● **Data entries**:
******************************

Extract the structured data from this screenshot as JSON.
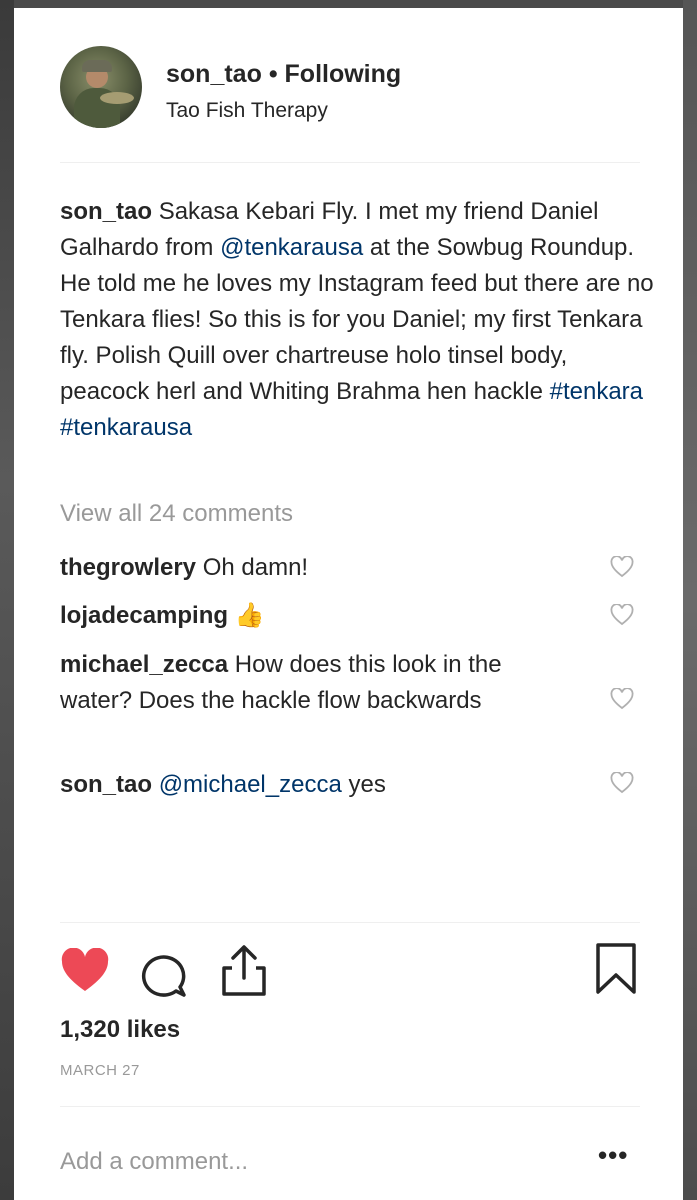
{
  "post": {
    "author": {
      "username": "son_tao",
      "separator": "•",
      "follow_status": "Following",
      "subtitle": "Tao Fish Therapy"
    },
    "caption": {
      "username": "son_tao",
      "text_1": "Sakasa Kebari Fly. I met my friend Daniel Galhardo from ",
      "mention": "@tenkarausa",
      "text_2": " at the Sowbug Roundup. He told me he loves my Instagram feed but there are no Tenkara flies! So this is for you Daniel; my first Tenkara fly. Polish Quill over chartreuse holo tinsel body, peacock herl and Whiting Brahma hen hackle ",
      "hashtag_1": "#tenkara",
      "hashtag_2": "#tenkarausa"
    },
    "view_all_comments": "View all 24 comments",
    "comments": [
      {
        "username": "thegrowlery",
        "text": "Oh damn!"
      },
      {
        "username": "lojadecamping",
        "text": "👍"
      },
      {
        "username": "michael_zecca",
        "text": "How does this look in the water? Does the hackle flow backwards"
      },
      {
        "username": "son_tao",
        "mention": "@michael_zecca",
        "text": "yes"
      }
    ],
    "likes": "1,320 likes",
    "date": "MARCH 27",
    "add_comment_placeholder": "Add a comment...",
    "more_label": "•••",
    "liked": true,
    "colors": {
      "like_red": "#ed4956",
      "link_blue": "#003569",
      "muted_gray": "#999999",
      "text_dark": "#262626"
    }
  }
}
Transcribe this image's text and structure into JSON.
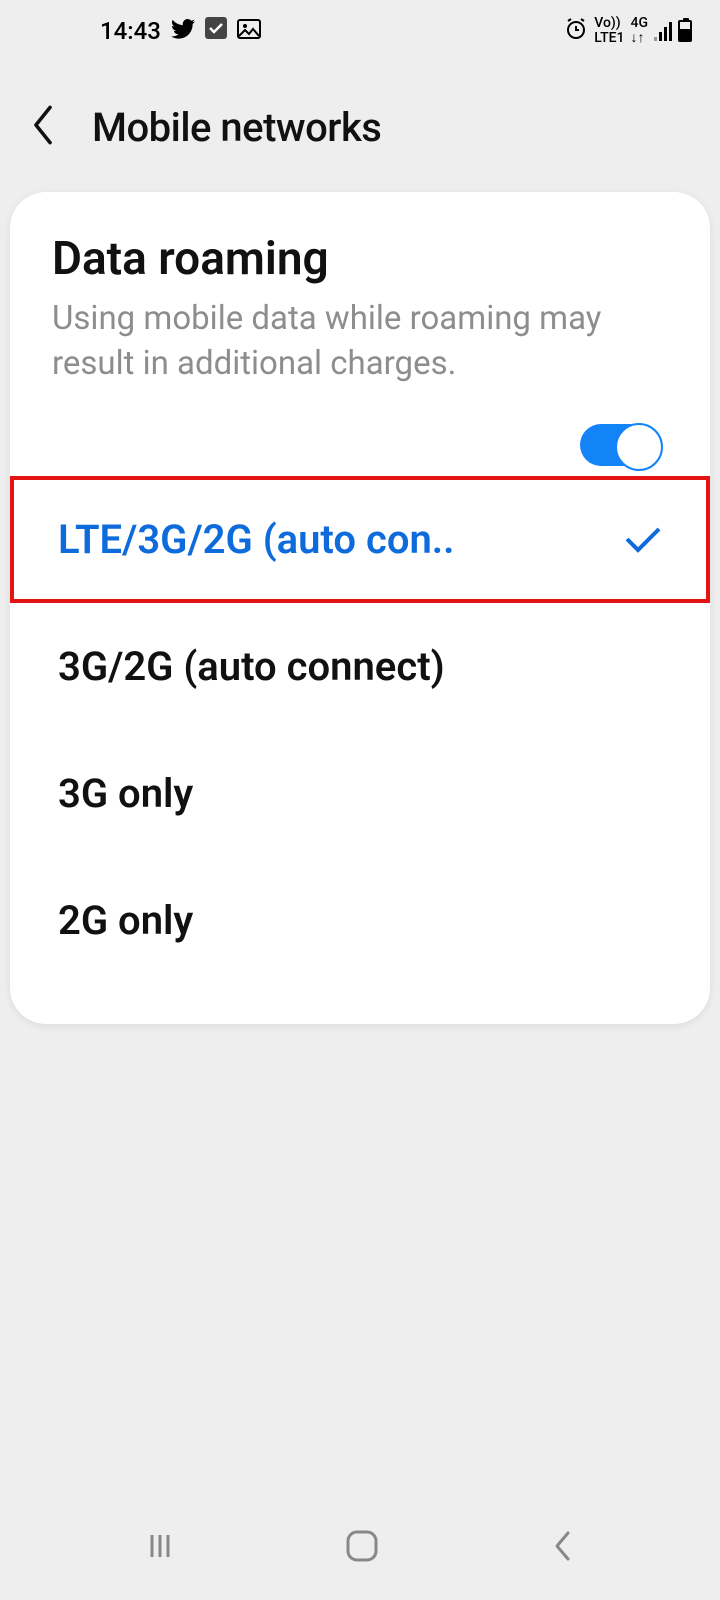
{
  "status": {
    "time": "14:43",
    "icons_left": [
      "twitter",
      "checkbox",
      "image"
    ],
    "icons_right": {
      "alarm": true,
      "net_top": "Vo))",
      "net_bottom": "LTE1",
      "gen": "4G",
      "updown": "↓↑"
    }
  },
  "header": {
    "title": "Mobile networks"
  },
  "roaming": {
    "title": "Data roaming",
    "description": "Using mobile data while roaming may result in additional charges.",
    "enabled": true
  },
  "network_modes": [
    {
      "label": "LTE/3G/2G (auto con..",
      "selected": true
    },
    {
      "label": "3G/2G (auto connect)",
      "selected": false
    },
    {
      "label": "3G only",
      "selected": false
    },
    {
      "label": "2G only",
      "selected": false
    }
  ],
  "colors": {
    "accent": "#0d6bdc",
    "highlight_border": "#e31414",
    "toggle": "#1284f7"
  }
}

******************************

● **EXERCISE REQUIREMENTS**:
Return each line exactly as written. Any picture gets left out.

● **COMPLETE RESPONSE**:
Extract the structured data from this screenshot as JSON.
{
  "post": {
    "author": {
      "username": "son_tao",
      "separator": "•",
      "follow_status": "Following",
      "subtitle": "Tao Fish Therapy"
    },
    "caption": {
      "username": "son_tao",
      "text_1": "Sakasa Kebari Fly. I met my friend Daniel Galhardo from ",
      "mention": "@tenkarausa",
      "text_2": " at the Sowbug Roundup. He told me he loves my Instagram feed but there are no Tenkara flies! So this is for you Daniel; my first Tenkara fly. Polish Quill over chartreuse holo tinsel body, peacock herl and Whiting Brahma hen hackle ",
      "hashtag_1": "#tenkara",
      "hashtag_2": "#tenkarausa"
    },
    "view_all_comments": "View all 24 comments",
    "comments": [
      {
        "username": "thegrowlery",
        "text": "Oh damn!"
      },
      {
        "username": "lojadecamping",
        "text": "👍"
      },
      {
        "username": "michael_zecca",
        "text": "How does this look in the water? Does the hackle flow backwards"
      },
      {
        "username": "son_tao",
        "mention": "@michael_zecca",
        "text": "yes"
      }
    ],
    "likes": "1,320 likes",
    "date": "MARCH 27",
    "add_comment_placeholder": "Add a comment...",
    "more_label": "•••",
    "liked": true,
    "colors": {
      "like_red": "#ed4956",
      "link_blue": "#003569",
      "muted_gray": "#999999",
      "text_dark": "#262626"
    }
  }
}
Transcribe this image's text and structure into JSON.
{
  "status": {
    "time": "14:43",
    "icons_left": [
      "twitter",
      "checkbox",
      "image"
    ],
    "icons_right": {
      "alarm": true,
      "net_top": "Vo))",
      "net_bottom": "LTE1",
      "gen": "4G",
      "updown": "↓↑"
    }
  },
  "header": {
    "title": "Mobile networks"
  },
  "roaming": {
    "title": "Data roaming",
    "description": "Using mobile data while roaming may result in additional charges.",
    "enabled": true
  },
  "network_modes": [
    {
      "label": "LTE/3G/2G (auto con..",
      "selected": true
    },
    {
      "label": "3G/2G (auto connect)",
      "selected": false
    },
    {
      "label": "3G only",
      "selected": false
    },
    {
      "label": "2G only",
      "selected": false
    }
  ],
  "colors": {
    "accent": "#0d6bdc",
    "highlight_border": "#e31414",
    "toggle": "#1284f7"
  }
}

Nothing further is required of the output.